▶ **AIM**
Copy every record below, exactly as written.

Items from a data source
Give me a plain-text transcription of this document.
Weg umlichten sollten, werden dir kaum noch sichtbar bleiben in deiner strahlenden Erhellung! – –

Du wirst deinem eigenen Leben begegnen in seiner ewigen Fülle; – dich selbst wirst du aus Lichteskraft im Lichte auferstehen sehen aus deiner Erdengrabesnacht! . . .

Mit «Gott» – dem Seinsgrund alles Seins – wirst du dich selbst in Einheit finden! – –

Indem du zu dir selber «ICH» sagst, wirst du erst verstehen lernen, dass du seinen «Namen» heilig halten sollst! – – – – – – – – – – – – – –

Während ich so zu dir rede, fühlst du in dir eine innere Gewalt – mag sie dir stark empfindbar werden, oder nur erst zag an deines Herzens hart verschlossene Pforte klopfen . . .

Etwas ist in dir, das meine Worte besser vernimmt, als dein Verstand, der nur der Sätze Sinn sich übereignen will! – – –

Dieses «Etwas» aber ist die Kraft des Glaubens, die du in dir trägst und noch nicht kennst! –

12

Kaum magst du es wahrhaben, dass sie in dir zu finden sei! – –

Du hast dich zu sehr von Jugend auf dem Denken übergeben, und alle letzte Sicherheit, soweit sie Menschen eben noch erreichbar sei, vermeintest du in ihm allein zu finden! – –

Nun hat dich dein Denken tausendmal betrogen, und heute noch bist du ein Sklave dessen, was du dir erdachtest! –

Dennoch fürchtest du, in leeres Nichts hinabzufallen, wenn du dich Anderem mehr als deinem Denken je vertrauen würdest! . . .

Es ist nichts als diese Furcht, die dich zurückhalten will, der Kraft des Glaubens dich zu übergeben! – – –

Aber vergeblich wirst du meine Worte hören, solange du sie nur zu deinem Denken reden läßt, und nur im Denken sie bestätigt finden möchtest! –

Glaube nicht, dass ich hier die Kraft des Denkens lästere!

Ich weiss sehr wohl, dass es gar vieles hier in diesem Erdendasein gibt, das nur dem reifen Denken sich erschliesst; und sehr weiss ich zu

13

▶ **OUTPUT FOR THIS EXERCISE**
Give me a plain-text transcription of this document.
Weg umlichten sollten, werden dir kaum noch sichtbar bleiben in deiner strahlenden Erhellung! – –

Du wirst deinem eigenen Leben begegnen in seiner ewigen Fülle; – dich selbst wirst du aus Lichteskraft im Lichte auferstehen sehen aus deiner Erdengrabesnacht! . . .

Mit «Gott» – dem Seinsgrund alles Seins – wirst du dich selbst in Einheit finden! – –

Indem du zu dir selber «ICH» sagst, wirst du erst verstehen lernen, dass du seinen «Namen» heilig halten sollst! – – – – – – – – – – – – – –

Während ich so zu dir rede, fühlst du in dir eine innere Gewalt – mag sie dir stark empfindbar werden, oder nur erst zag an deines Herzens hart verschlossene Pforte klopfen . . .

Etwas ist in dir, das meine Worte besser vernimmt, als dein Verstand, der nur der Sätze Sinn sich übereignen will! – – –

Dieses «Etwas» aber ist die Kraft des Glaubens, die du in dir trägst und noch nicht kennst! –

12

Kaum magst du es wahrhaben, dass sie in dir zu finden sei! – –

Du hast dich zu sehr von Jugend auf dem Denken übergeben, und alle letzte Sicherheit, soweit sie Menschen eben noch erreichbar sei, vermeintest du in ihm allein zu finden! – –

Nun hat dich dein Denken tausendmal betrogen, und heute noch bist du ein Sklave dessen, was du dir erdachtest! –

Dennoch fürchtest du, in leeres Nichts hinabzufallen, wenn du dich Anderem mehr als deinem Denken je vertrauen würdest! . . .

Es ist nichts als diese Furcht, die dich zurückhalten will, der Kraft des Glaubens dich zu übergeben! – – –

Aber vergeblich wirst du meine Worte hören, solange du sie nur zu deinem Denken reden läßt, und nur im Denken sie bestätigt finden möchtest! –

Glaube nicht, dass ich hier die Kraft des Denkens lästere!

Ich weiss sehr wohl, dass es gar vieles hier in diesem Erdendasein gibt, das nur dem reifen Denken sich erschliesst; und sehr weiss ich zu

13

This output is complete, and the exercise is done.